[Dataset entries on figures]
====================

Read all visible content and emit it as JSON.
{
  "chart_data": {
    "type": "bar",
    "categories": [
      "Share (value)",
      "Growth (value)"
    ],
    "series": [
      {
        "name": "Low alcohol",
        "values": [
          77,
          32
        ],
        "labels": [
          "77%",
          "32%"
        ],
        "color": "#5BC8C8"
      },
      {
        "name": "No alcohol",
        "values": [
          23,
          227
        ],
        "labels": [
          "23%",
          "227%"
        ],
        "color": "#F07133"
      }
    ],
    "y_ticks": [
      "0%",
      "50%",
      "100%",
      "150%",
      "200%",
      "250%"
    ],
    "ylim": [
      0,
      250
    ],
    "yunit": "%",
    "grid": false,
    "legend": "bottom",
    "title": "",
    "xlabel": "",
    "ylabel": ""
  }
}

====================

REQUEST:
Extract the data in full. Keep it word for word.

REPLY TO THE EXERCISE:
Read all visible content and emit it as JSON.
{
  "chart_data": {
    "type": "bar",
    "categories": [
      "Share (value)",
      "Growth (value)"
    ],
    "series": [
      {
        "name": "Low alcohol",
        "values": [
          77,
          32
        ],
        "labels": [
          "77%",
          "32%"
        ],
        "color": "#5BC8C8"
      },
      {
        "name": "No alcohol",
        "values": [
          23,
          227
        ],
        "labels": [
          "23%",
          "227%"
        ],
        "color": "#F07133"
      }
    ],
    "y_ticks": [
      "0%",
      "50%",
      "100%",
      "150%",
      "200%",
      "250%"
    ],
    "ylim": [
      0,
      250
    ],
    "yunit": "%",
    "grid": false,
    "legend": "bottom",
    "title": "",
    "xlabel": "",
    "ylabel": ""
  }
}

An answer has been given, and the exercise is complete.